* _ENTRIES_
↓

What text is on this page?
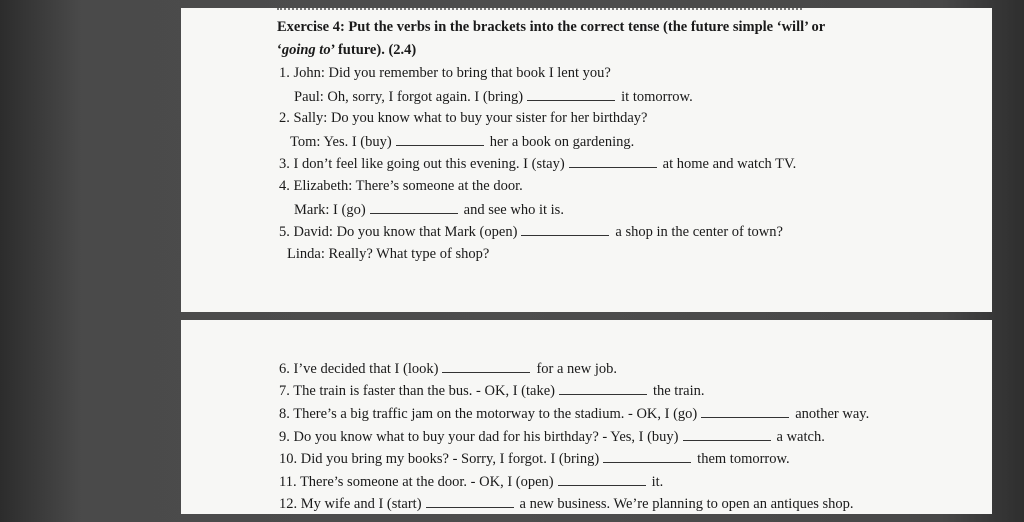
Exercise 4: Put the verbs in the brackets into the correct tense (the future simple ‘will’ or
‘going to’ future). (2.4)
1. John: Did you remember to bring that book I lent you?
Paul: Oh, sorry, I forgot again. I (bring)	it tomorrow.
2. Sally: Do you know what to buy your sister for her birthday?
Tom: Yes. I (buy)	her a book on gardening.
3. I don’t feel like going out this evening. I (stay)	at home and watch TV.
4. Elizabeth: There’s someone at the door.
Mark: I (go)	and see who it is.
5. David: Do you know that Mark (open)	a shop in the center of town?
Linda: Really? What type of shop?
6. I’ve decided that I (look)	for a new job.
7. The train is faster than the bus. - OK, I (take)	the train.
8. There’s a big traffic jam on the motorway to the stadium. - OK, I (go)	another way.
9. Do you know what to buy your dad for his birthday? - Yes, I (buy)	a watch.
10. Did you bring my books? - Sorry, I forgot. I (bring)	them tomorrow.
11. There’s someone at the door. - OK, I (open)	it.
12. My wife and I (start)	a new business. We’re planning to open an antiques shop.
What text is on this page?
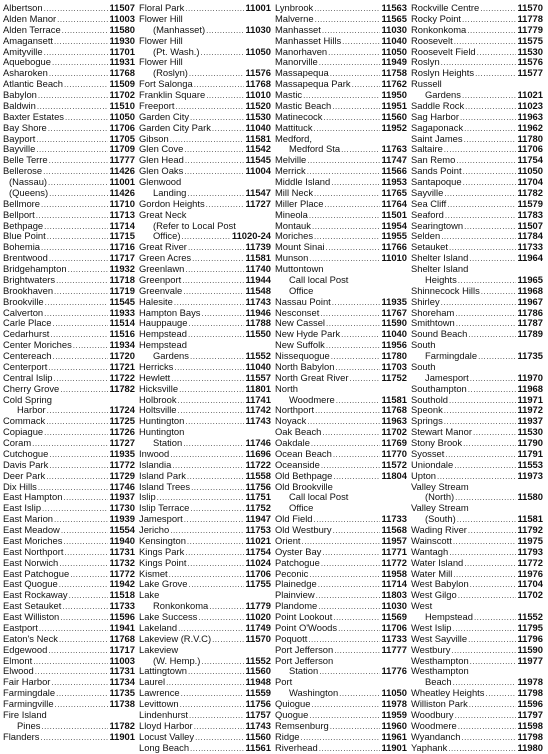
Albertson .....	11507
Alden Manor .....	11003
Alden Terrace .....	11580
Amagansett .....	11930
Amityville .....	11701
Aquebogue .....	11931
Asharoken .....	11768
Atlantic Beach .....	11509
Babylon .....	11702
Baldwin .....	11510
Baxter Estates .....	11050
Bay Shore .....	11706
Bayport .....	11705
Bayville .....	11709
Belle Terre .....	11777
Bellerose .....	11426
(Nassau) .....	11001
(Queens) .....	11426
Bellmore .....	11710
Bellport .....	11713
Bethpage .....	11714
Blue Point .....	11715
Bohemia .....	11716
Brentwood .....	11717
Bridgehampton .....	11932
Brightwaters .....	11718
Brookhaven .....	11719
Brookville .....	11545
Calverton .....	11933
Carle Place .....	11514
Cedarhurst .....	11516
Center Moriches .....	11934
Centereach .....	11720
Centerport .....	11721
Central Islip .....	11722
Cherry Grove .....	11782
Cold Spring
Harbor .....	11724
Commack .....	11725
Copiague .....	11726
Coram .....	11727
Cutchogue .....	11935
Davis Park .....	11772
Deer Park .....	11729
Dix Hills .....	11746
East Hampton .....	11937
East Islip .....	11730
East Marion .....	11939
East Meadow .....	11554
East Moriches .....	11940
East Northport .....	11731
East Norwich .....	11732
East Patchogue .....	11772
East Quogue .....	11942
East Rockaway .....	11518
East Setauket .....	11733
East Williston .....	11596
Eastport .....	11941
Eaton's Neck .....	11768
Edgewood .....	11717
Elmont .....	11003
Elwood .....	11731
Fair Harbor .....	11734
Farmingdale .....	11735
Farmingville .....	11738
Fire Island
Pines .....	11782
Flanders .....	11901
Floral Park .....	11001
Flower Hill
(Manhasset) .....	11030
Flower Hill
(Pt. Wash.) .....	11050
Flower Hill
(Roslyn) .....	11576
Fort Salonga .....	11768
Franklin Square .....	11010
Freeport .....	11520
Garden City .....	11530
Garden City Park .....	11040
Gibson .....	11581
Glen Cove .....	11542
Glen Head .....	11545
Glen Oaks .....	11004
Glenwood
Landing .....	11547
Gordon Heights .....	11727
Great Neck
(Refer to Local Post
Office) .....	11020-24
Great River .....	11739
Green Acres .....	11581
Greenlawn .....	11740
Greenport .....	11944
Greenvale .....	11548
Halesite .....	11743
Hampton Bays .....	11946
Hauppauge .....	11788
Hempstead .....	11550
Hempstead
Gardens .....	11552
Herricks .....	11040
Hewlett .....	11557
Hicksville .....	11801
Holbrook .....	11741
Holtsville .....	11742
Huntington .....	11743
Huntington
Station .....	11746
Inwood .....	11696
Islandia .....	11722
Island Park .....	11558
Island Trees .....	11756
Islip .....	11751
Islip Terrace .....	11752
Jamesport .....	11947
Jericho .....	11753
Kensington .....	11021
Kings Park .....	11754
Kings Point .....	11024
Kismet .....	11706
Lake Grove .....	11755
Lake
Ronkonkoma .....	11779
Lake Success .....	11020
Lakeland .....	11749
Lakeview (R.V.C) .....	11570
Lakeview
(W. Hemp.) .....	11552
Lattingtown .....	11560
Laurel .....	11948
Lawrence .....	11559
Levittown .....	11756
Lindenhurst .....	11757
Lloyd Harbor .....	11743
Locust Valley .....	11560
Long Beach .....	11561
Lynbrook .....	11563
Malverne .....	11565
Manhasset .....	11030
Manhasset Hills .....	11040
Manorhaven .....	11050
Manorville .....	11949
Massapequa .....	11758
Massapequa Park .....	11762
Mastic .....	11950
Mastic Beach .....	11951
Matinecock .....	11560
Mattituck .....	11952
Medford,
Medford Sta .....	11763
Melville .....	11747
Merrick .....	11566
Middle Island .....	11953
Mill Neck .....	11765
Miller Place .....	11764
Mineola .....	11501
Montauk .....	11954
Moriches .....	11955
Mount Sinai .....	11766
Munson .....	11010
Muttontown
Call local Post
Office
Nassau Point .....	11935
Nesconset .....	11767
New Cassel .....	11590
New Hyde Park .....	11040
New Suffolk .....	11956
Nissequogue .....	11780
North Babylon .....	11703
North Great River .....	11752
North
Woodmere .....	11581
Northport .....	11768
Noyack .....	11963
Oak Beach .....	11702
Oakdale .....	11769
Ocean Beach .....	11770
Oceanside .....	11572
Old Bethpage .....	11804
Old Brookville
Call local Post
Office
Old Field .....	11733
Old Westbury .....	11568
Orient .....	11957
Oyster Bay .....	11771
Patchogue .....	11772
Peconic .....	11958
Plainedge .....	11714
Plainview .....	11803
Plandome .....	11030
Point Lookout .....	11569
Point O'Woods .....	11706
Poquott .....	11733
Port Jefferson .....	11777
Port Jefferson
Station .....	11776
Port
Washington .....	11050
Quiogue .....	11978
Quogue .....	11959
Remsenburg .....	11960
Ridge .....	11961
Riverhead .....	11901
Rockville Centre .....	11570
Rocky Point .....	11778
Ronkonkoma .....	11779
Roosevelt .....	11575
Roosevelt Field .....	11530
Roslyn .....	11576
Roslyn Heights .....	11577
Russell
Gardens .....	11021
Saddle Rock .....	11023
Sag Harbor .....	11963
Sagaponack .....	11962
Saint James .....	11780
Saltaire .....	11706
San Remo .....	11754
Sands Point .....	11050
Santapoque .....	11704
Sayville .....	11782
Sea Cliff .....	11579
Seaford .....	11783
Searingtown .....	11507
Selden .....	11784
Setauket .....	11733
Shelter Island .....	11964
Shelter Island
Heights .....	11965
Shinnecock Hills .....	11968
Shirley .....	11967
Shoreham .....	11786
Smithtown .....	11787
Sound Beach .....	11789
South
Farmingdale .....	11735
South
Jamesport .....	11970
Southampton .....	11968
Southold .....	11971
Speonk .....	11972
Springs .....	11937
Stewart Manor .....	11530
Stony Brook .....	11790
Syosset .....	11791
Uniondale .....	11553
Upton .....	11973
Valley Stream
(North) .....	11580
Valley Stream
(South) .....	11581
Wading River .....	11792
Wainscott .....	11975
Wantagh .....	11793
Water Island .....	11772
Water Mill .....	11976
West Babylon .....	11704
West Gilgo .....	11702
West
Hempstead .....	11552
West Islip .....	11795
West Sayville .....	11796
Westbury .....	11590
Westhampton .....	11977
Westhampton
Beach .....	11978
Wheatley Heights .....	11798
Williston Park .....	11596
Woodbury .....	11797
Woodmere .....	11598
Wyandanch .....	11798
Yaphank .....	11980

↑

* _TASK INSTRUCTIONS_
In your copy, repeat each record exactly and include no pictures.

* _FINISHED ANSWER_
What text is on this page?
Exercise 4: Put the verbs in the brackets into the correct tense (the future simple ‘will’ or
‘going to’ future). (2.4)
1. John: Did you remember to bring that book I lent you?
Paul: Oh, sorry, I forgot again. I (bring)	it tomorrow.
2. Sally: Do you know what to buy your sister for her birthday?
Tom: Yes. I (buy)	her a book on gardening.
3. I don’t feel like going out this evening. I (stay)	at home and watch TV.
4. Elizabeth: There’s someone at the door.
Mark: I (go)	and see who it is.
5. David: Do you know that Mark (open)	a shop in the center of town?
Linda: Really? What type of shop?
6. I’ve decided that I (look)	for a new job.
7. The train is faster than the bus. - OK, I (take)	the train.
8. There’s a big traffic jam on the motorway to the stadium. - OK, I (go)	another way.
9. Do you know what to buy your dad for his birthday? - Yes, I (buy)	a watch.
10. Did you bring my books? - Sorry, I forgot. I (bring)	them tomorrow.
11. There’s someone at the door. - OK, I (open)	it.
12. My wife and I (start)	a new business. We’re planning to open an antiques shop.
What text is on this page?
Albertson .....	11507
Alden Manor .....	11003
Alden Terrace .....	11580
Amagansett .....	11930
Amityville .....	11701
Aquebogue .....	11931
Asharoken .....	11768
Atlantic Beach .....	11509
Babylon .....	11702
Baldwin .....	11510
Baxter Estates .....	11050
Bay Shore .....	11706
Bayport .....	11705
Bayville .....	11709
Belle Terre .....	11777
Bellerose .....	11426
(Nassau) .....	11001
(Queens) .....	11426
Bellmore .....	11710
Bellport .....	11713
Bethpage .....	11714
Blue Point .....	11715
Bohemia .....	11716
Brentwood .....	11717
Bridgehampton .....	11932
Brightwaters .....	11718
Brookhaven .....	11719
Brookville .....	11545
Calverton .....	11933
Carle Place .....	11514
Cedarhurst .....	11516
Center Moriches .....	11934
Centereach .....	11720
Centerport .....	11721
Central Islip .....	11722
Cherry Grove .....	11782
Cold Spring
Harbor .....	11724
Commack .....	11725
Copiague .....	11726
Coram .....	11727
Cutchogue .....	11935
Davis Park .....	11772
Deer Park .....	11729
Dix Hills .....	11746
East Hampton .....	11937
East Islip .....	11730
East Marion .....	11939
East Meadow .....	11554
East Moriches .....	11940
East Northport .....	11731
East Norwich .....	11732
East Patchogue .....	11772
East Quogue .....	11942
East Rockaway .....	11518
East Setauket .....	11733
East Williston .....	11596
Eastport .....	11941
Eaton's Neck .....	11768
Edgewood .....	11717
Elmont .....	11003
Elwood .....	11731
Fair Harbor .....	11734
Farmingdale .....	11735
Farmingville .....	11738
Fire Island
Pines .....	11782
Flanders .....	11901
Floral Park .....	11001
Flower Hill
(Manhasset) .....	11030
Flower Hill
(Pt. Wash.) .....	11050
Flower Hill
(Roslyn) .....	11576
Fort Salonga .....	11768
Franklin Square .....	11010
Freeport .....	11520
Garden City .....	11530
Garden City Park .....	11040
Gibson .....	11581
Glen Cove .....	11542
Glen Head .....	11545
Glen Oaks .....	11004
Glenwood
Landing .....	11547
Gordon Heights .....	11727
Great Neck
(Refer to Local Post
Office) .....	11020-24
Great River .....	11739
Green Acres .....	11581
Greenlawn .....	11740
Greenport .....	11944
Greenvale .....	11548
Halesite .....	11743
Hampton Bays .....	11946
Hauppauge .....	11788
Hempstead .....	11550
Hempstead
Gardens .....	11552
Herricks .....	11040
Hewlett .....	11557
Hicksville .....	11801
Holbrook .....	11741
Holtsville .....	11742
Huntington .....	11743
Huntington
Station .....	11746
Inwood .....	11696
Islandia .....	11722
Island Park .....	11558
Island Trees .....	11756
Islip .....	11751
Islip Terrace .....	11752
Jamesport .....	11947
Jericho .....	11753
Kensington .....	11021
Kings Park .....	11754
Kings Point .....	11024
Kismet .....	11706
Lake Grove .....	11755
Lake
Ronkonkoma .....	11779
Lake Success .....	11020
Lakeland .....	11749
Lakeview (R.V.C) .....	11570
Lakeview
(W. Hemp.) .....	11552
Lattingtown .....	11560
Laurel .....	11948
Lawrence .....	11559
Levittown .....	11756
Lindenhurst .....	11757
Lloyd Harbor .....	11743
Locust Valley .....	11560
Long Beach .....	11561
Lynbrook .....	11563
Malverne .....	11565
Manhasset .....	11030
Manhasset Hills .....	11040
Manorhaven .....	11050
Manorville .....	11949
Massapequa .....	11758
Massapequa Park .....	11762
Mastic .....	11950
Mastic Beach .....	11951
Matinecock .....	11560
Mattituck .....	11952
Medford,
Medford Sta .....	11763
Melville .....	11747
Merrick .....	11566
Middle Island .....	11953
Mill Neck .....	11765
Miller Place .....	11764
Mineola .....	11501
Montauk .....	11954
Moriches .....	11955
Mount Sinai .....	11766
Munson .....	11010
Muttontown
Call local Post
Office
Nassau Point .....	11935
Nesconset .....	11767
New Cassel .....	11590
New Hyde Park .....	11040
New Suffolk .....	11956
Nissequogue .....	11780
North Babylon .....	11703
North Great River .....	11752
North
Woodmere .....	11581
Northport .....	11768
Noyack .....	11963
Oak Beach .....	11702
Oakdale .....	11769
Ocean Beach .....	11770
Oceanside .....	11572
Old Bethpage .....	11804
Old Brookville
Call local Post
Office
Old Field .....	11733
Old Westbury .....	11568
Orient .....	11957
Oyster Bay .....	11771
Patchogue .....	11772
Peconic .....	11958
Plainedge .....	11714
Plainview .....	11803
Plandome .....	11030
Point Lookout .....	11569
Point O'Woods .....	11706
Poquott .....	11733
Port Jefferson .....	11777
Port Jefferson
Station .....	11776
Port
Washington .....	11050
Quiogue .....	11978
Quogue .....	11959
Remsenburg .....	11960
Ridge .....	11961
Riverhead .....	11901
Rockville Centre .....	11570
Rocky Point .....	11778
Ronkonkoma .....	11779
Roosevelt .....	11575
Roosevelt Field .....	11530
Roslyn .....	11576
Roslyn Heights .....	11577
Russell
Gardens .....	11021
Saddle Rock .....	11023
Sag Harbor .....	11963
Sagaponack .....	11962
Saint James .....	11780
Saltaire .....	11706
San Remo .....	11754
Sands Point .....	11050
Santapoque .....	11704
Sayville .....	11782
Sea Cliff .....	11579
Seaford .....	11783
Searingtown .....	11507
Selden .....	11784
Setauket .....	11733
Shelter Island .....	11964
Shelter Island
Heights .....	11965
Shinnecock Hills .....	11968
Shirley .....	11967
Shoreham .....	11786
Smithtown .....	11787
Sound Beach .....	11789
South
Farmingdale .....	11735
South
Jamesport .....	11970
Southampton .....	11968
Southold .....	11971
Speonk .....	11972
Springs .....	11937
Stewart Manor .....	11530
Stony Brook .....	11790
Syosset .....	11791
Uniondale .....	11553
Upton .....	11973
Valley Stream
(North) .....	11580
Valley Stream
(South) .....	11581
Wading River .....	11792
Wainscott .....	11975
Wantagh .....	11793
Water Island .....	11772
Water Mill .....	11976
West Babylon .....	11704
West Gilgo .....	11702
West
Hempstead .....	11552
West Islip .....	11795
West Sayville .....	11796
Westbury .....	11590
Westhampton .....	11977
Westhampton
Beach .....	11978
Wheatley Heights .....	11798
Williston Park .....	11596
Woodbury .....	11797
Woodmere .....	11598
Wyandanch .....	11798
Yaphank .....	11980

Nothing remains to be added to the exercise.